Several interveners expressed the view that the intercorporate transactions reports are designed to work with the imputation test in detecting cross-subsidies from the Utility segment or an integral affiliate. The Commission notes that the imputation test relies on its own set of information and does not rely on the intercorporate transactions reports. In the Commission's view, the reporting of intercorporate transactions by the telephone companies for the Utility segment and integral affiliates should be sufficient to detect any cross-subsidies.
As noted earlier, MTS and NBTel are not currently required to submit intercorporate transactions reports but the Commission notes that MTS has been voluntarily reporting intercorporate transactions with an annual value in excess of $100,000 since the first quarter of 1996. The Commission is of the view that the arrangement with MTS should be formalized and that both MTS and NBTel should file intercorporate transactions reports on the same basis as the other telephone companies for transactions which aggregate in excess of $100,000 annually.
The Commission is of the view that intercorporate transactions reports should continue to be filed on a quarterly basis in order that specific transactions can be investigated in a timely fashion. The Commission also considers that, where possible, the telephone companies should file electronic copies of their intercorporate transactions reports.
In light of the above, the telephone companies are directed to file, effective the first quarter of 1997, quarterly intercorporate transactions reports, within 90 days of the end of the relevant quarter, for transactions between the Utility segment or integral affiliates and non-integral affiliates, as well as transactions between integral affiliates and the Utility or Competitive segment. Where a transaction involves both the Utility and Competitive segments, and it is not possible to identify what portion relates solely to the Utility segment, the entire transaction will be reported.
In addition, both MTS and NBTel are directed to file copies of their intercorporate transactions policies and procedures and copies of all contracts and agreements governing intercorporate transactions within 30 days of this Decision.
The Commission notes the concerns of NewTel and MT&T on behalf of itself and Island Tel that, in most instances, it is not practical for them to separately apportion transactions between the Utility and Competitive segments, and that it is therefore easier to report the entire transaction. In recognition of this, MT&T, Island Tel and NewTel may, at their option, continue to file intercorporate transactions reports in the same manner as they currently do or to file intercorporate transactions reports on their Utility segment and integral affiliates in the same manner as the other telephone companies.
III TRANSACTIONS BETWEEN A TELEPHONE COMPANY AND ITS CELLULAR AFFILIATE
With respect to the reporting requirements established in Cellular Radio - Adequacy of Structural Safeguards, Telecom Decision CRTC 87-13, 23 September 1987, regarding transactions between a telephone company and its cellular affiliate, most of the telephone companies submitted that the Utility segment was protected from transactions between the Competitive segment and non-integral affiliates by the safeguards provided in the split rate base regime. The telephone companies argued that, as a result, the reporting of such transactions was not necessary and places an unnecessary burden on the companies' cellular affiliates.
+-------+
TASK DETAILS :: According to the text on intercorporate transactions reports, within how many days after the end of the relevant quarter must the telephone companies file their quarterly reports? Answer using only the text on intercorporate transactions reports.
+-------+
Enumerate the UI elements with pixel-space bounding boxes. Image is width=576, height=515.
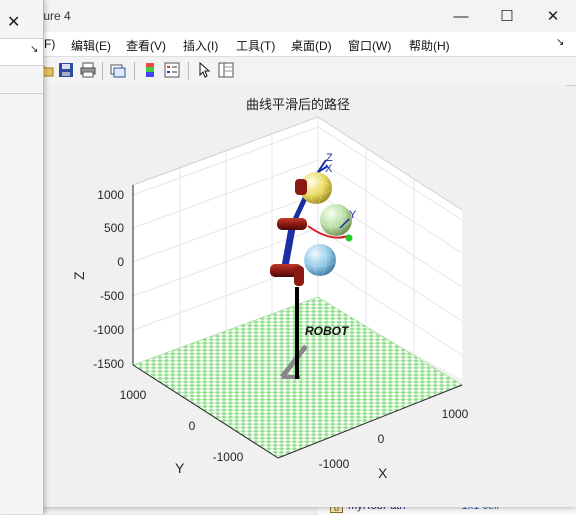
z-tick: 500: [104, 221, 124, 235]
menu-desktop[interactable]: 桌面(D): [291, 37, 332, 54]
link-icon[interactable]: [110, 62, 126, 78]
y-tick: 0: [189, 419, 196, 433]
toolbar: [0, 56, 576, 86]
panel-close-icon[interactable]: ✕: [7, 12, 20, 32]
x-tick: 0: [378, 432, 385, 446]
menu-window[interactable]: 窗口(W): [348, 37, 391, 54]
title-bar[interactable]: igure 4 — ☐ ✕: [0, 0, 576, 32]
target-point: [345, 234, 353, 242]
x-axis-label: X: [378, 465, 388, 481]
close-icon: ✕: [546, 8, 560, 25]
frame-label-y: Y: [349, 209, 357, 221]
z-tick: -1500: [93, 357, 124, 371]
menu-view[interactable]: 查看(V): [126, 37, 166, 54]
menu-edit[interactable]: 编辑(E): [71, 37, 111, 54]
menu-dock-arrow-icon[interactable]: ↘: [556, 37, 564, 48]
maximize-button[interactable]: ☐: [484, 0, 530, 32]
x-tick: 1000: [442, 407, 469, 421]
panel-dock-arrow-icon[interactable]: ↘: [30, 44, 38, 55]
joint: [277, 218, 307, 230]
z-axis-label: Z: [71, 271, 87, 280]
z-tick: 0: [117, 255, 124, 269]
left-docked-panel: ✕ ↘: [0, 0, 44, 514]
z-tick: -500: [100, 289, 124, 303]
property-editor-icon[interactable]: [218, 62, 234, 78]
save-icon[interactable]: [58, 62, 74, 78]
pointer-icon[interactable]: [196, 62, 212, 78]
x-tick: -1000: [319, 457, 350, 471]
y-axis-label: Y: [175, 460, 185, 476]
menu-insert[interactable]: 插入(I): [183, 37, 218, 54]
frame-label-x: X: [325, 163, 333, 175]
figure-window: igure 4 — ☐ ✕ F) 编辑(E) 查看(V) 插入(I) 工具(T)…: [0, 0, 576, 507]
print-icon[interactable]: [80, 62, 96, 78]
colorbar-icon[interactable]: [142, 62, 158, 78]
z-tick: -1000: [93, 323, 124, 337]
legend-icon[interactable]: [164, 62, 180, 78]
sphere-blue: [304, 244, 336, 276]
menu-file[interactable]: F): [44, 37, 55, 51]
toolbar-separator: [102, 62, 103, 80]
joint: [294, 266, 304, 286]
plot-title: 曲线平滑后的路径: [246, 97, 350, 113]
close-button[interactable]: ✕: [530, 0, 576, 32]
toolbar-separator: [188, 62, 189, 80]
robot-label: ROBOT: [305, 324, 350, 338]
toolbar-separator: [134, 62, 135, 80]
figure-canvas[interactable]: 曲线平滑后的路径 1000 500 0 -500 -1000 -1500 Z 1…: [44, 85, 566, 503]
joint: [295, 179, 307, 195]
menu-tools[interactable]: 工具(T): [236, 37, 275, 54]
minimize-icon: —: [453, 7, 469, 25]
menu-help[interactable]: 帮助(H): [409, 37, 450, 54]
y-tick: -1000: [213, 450, 244, 464]
panel-divider: [0, 93, 43, 94]
maximize-icon: ☐: [500, 8, 514, 25]
menu-bar: F) 编辑(E) 查看(V) 插入(I) 工具(T) 桌面(D) 窗口(W) 帮…: [0, 32, 576, 56]
axes-3d[interactable]: 曲线平滑后的路径 1000 500 0 -500 -1000 -1500 Z 1…: [44, 85, 566, 503]
minimize-button[interactable]: —: [438, 0, 484, 32]
z-tick: 1000: [97, 188, 124, 202]
y-tick: 1000: [120, 388, 147, 402]
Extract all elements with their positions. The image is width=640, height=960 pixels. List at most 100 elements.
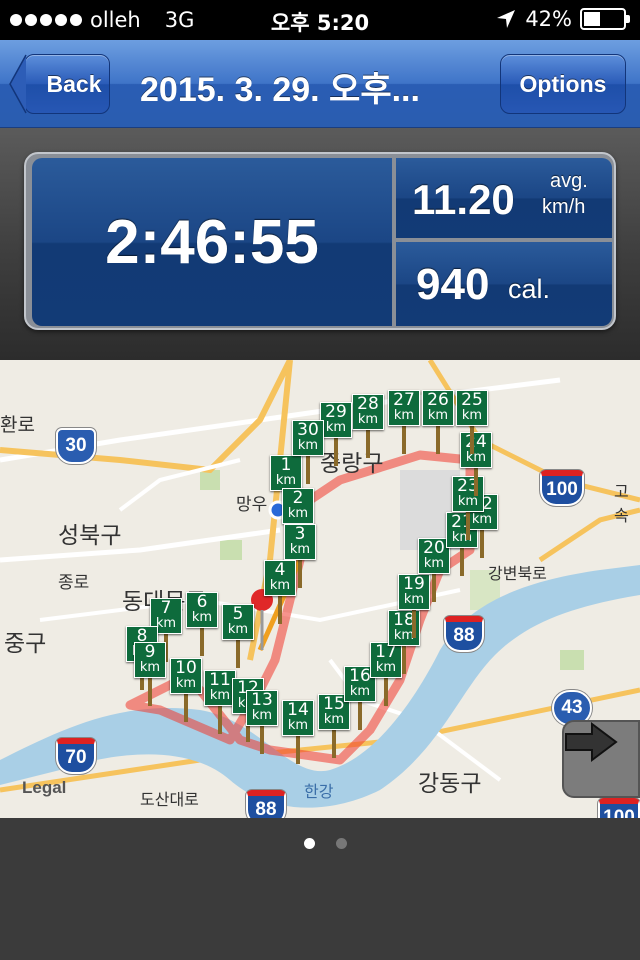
+-------+
CORRECT ANSWER :: Within 90 days.